Return the full listing exactly as it is written.
___ Stored data
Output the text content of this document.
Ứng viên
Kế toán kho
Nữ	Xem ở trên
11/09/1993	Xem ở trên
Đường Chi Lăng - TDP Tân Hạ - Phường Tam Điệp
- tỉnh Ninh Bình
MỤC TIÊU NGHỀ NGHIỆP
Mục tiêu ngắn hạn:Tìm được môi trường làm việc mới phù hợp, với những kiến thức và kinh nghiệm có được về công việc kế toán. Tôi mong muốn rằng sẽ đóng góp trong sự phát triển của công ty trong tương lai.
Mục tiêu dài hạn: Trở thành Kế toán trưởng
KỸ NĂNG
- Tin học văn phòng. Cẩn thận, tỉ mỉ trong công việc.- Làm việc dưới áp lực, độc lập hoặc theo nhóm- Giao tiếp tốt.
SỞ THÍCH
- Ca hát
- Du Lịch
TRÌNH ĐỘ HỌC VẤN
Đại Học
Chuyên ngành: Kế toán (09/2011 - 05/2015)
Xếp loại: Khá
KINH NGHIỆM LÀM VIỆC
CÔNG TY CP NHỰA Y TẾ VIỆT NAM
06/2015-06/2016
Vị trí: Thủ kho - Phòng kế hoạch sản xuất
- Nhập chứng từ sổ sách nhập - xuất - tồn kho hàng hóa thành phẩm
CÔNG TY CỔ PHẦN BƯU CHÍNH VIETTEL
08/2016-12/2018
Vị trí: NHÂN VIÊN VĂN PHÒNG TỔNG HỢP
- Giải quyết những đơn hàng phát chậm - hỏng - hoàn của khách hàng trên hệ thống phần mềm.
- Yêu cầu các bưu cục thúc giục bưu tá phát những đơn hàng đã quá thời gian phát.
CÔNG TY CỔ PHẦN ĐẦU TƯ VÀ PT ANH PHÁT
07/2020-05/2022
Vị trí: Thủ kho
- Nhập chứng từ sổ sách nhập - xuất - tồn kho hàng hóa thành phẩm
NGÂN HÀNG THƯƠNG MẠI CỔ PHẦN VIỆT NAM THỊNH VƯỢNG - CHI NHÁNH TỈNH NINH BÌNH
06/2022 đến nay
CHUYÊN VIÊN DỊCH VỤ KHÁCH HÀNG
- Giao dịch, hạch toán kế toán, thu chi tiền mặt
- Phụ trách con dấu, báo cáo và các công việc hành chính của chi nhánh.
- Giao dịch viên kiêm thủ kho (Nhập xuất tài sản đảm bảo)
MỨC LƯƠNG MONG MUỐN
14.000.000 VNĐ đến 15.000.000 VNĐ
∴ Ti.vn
______
Task answer:
Output the text content of this document.
Ứng viên
Kế toán kho
Nữ	Xem ở trên
11/09/1993	Xem ở trên
Đường Chi Lăng - TDP Tân Hạ - Phường Tam Điệp
- tỉnh Ninh Bình
MỤC TIÊU NGHỀ NGHIỆP
Mục tiêu ngắn hạn:Tìm được môi trường làm việc mới phù hợp, với những kiến thức và kinh nghiệm có được về công việc kế toán. Tôi mong muốn rằng sẽ đóng góp trong sự phát triển của công ty trong tương lai.
Mục tiêu dài hạn: Trở thành Kế toán trưởng
KỸ NĂNG
- Tin học văn phòng. Cẩn thận, tỉ mỉ trong công việc.- Làm việc dưới áp lực, độc lập hoặc theo nhóm- Giao tiếp tốt.
SỞ THÍCH
- Ca hát
- Du Lịch
TRÌNH ĐỘ HỌC VẤN
Đại Học
Chuyên ngành: Kế toán (09/2011 - 05/2015)
Xếp loại: Khá
KINH NGHIỆM LÀM VIỆC
CÔNG TY CP NHỰA Y TẾ VIỆT NAM
06/2015-06/2016
Vị trí: Thủ kho - Phòng kế hoạch sản xuất
- Nhập chứng từ sổ sách nhập - xuất - tồn kho hàng hóa thành phẩm
CÔNG TY CỔ PHẦN BƯU CHÍNH VIETTEL
08/2016-12/2018
Vị trí: NHÂN VIÊN VĂN PHÒNG TỔNG HỢP
- Giải quyết những đơn hàng phát chậm - hỏng - hoàn của khách hàng trên hệ thống phần mềm.
- Yêu cầu các bưu cục thúc giục bưu tá phát những đơn hàng đã quá thời gian phát.
CÔNG TY CỔ PHẦN ĐẦU TƯ VÀ PT ANH PHÁT
07/2020-05/2022
Vị trí: Thủ kho
- Nhập chứng từ sổ sách nhập - xuất - tồn kho hàng hóa thành phẩm
NGÂN HÀNG THƯƠNG MẠI CỔ PHẦN VIỆT NAM THỊNH VƯỢNG - CHI NHÁNH TỈNH NINH BÌNH
06/2022 đến nay
CHUYÊN VIÊN DỊCH VỤ KHÁCH HÀNG
- Giao dịch, hạch toán kế toán, thu chi tiền mặt
- Phụ trách con dấu, báo cáo và các công việc hành chính của chi nhánh.
- Giao dịch viên kiêm thủ kho (Nhập xuất tài sản đảm bảo)
MỨC LƯƠNG MONG MUỐN
14.000.000 VNĐ đến 15.000.000 VNĐ
∴ Ti.vn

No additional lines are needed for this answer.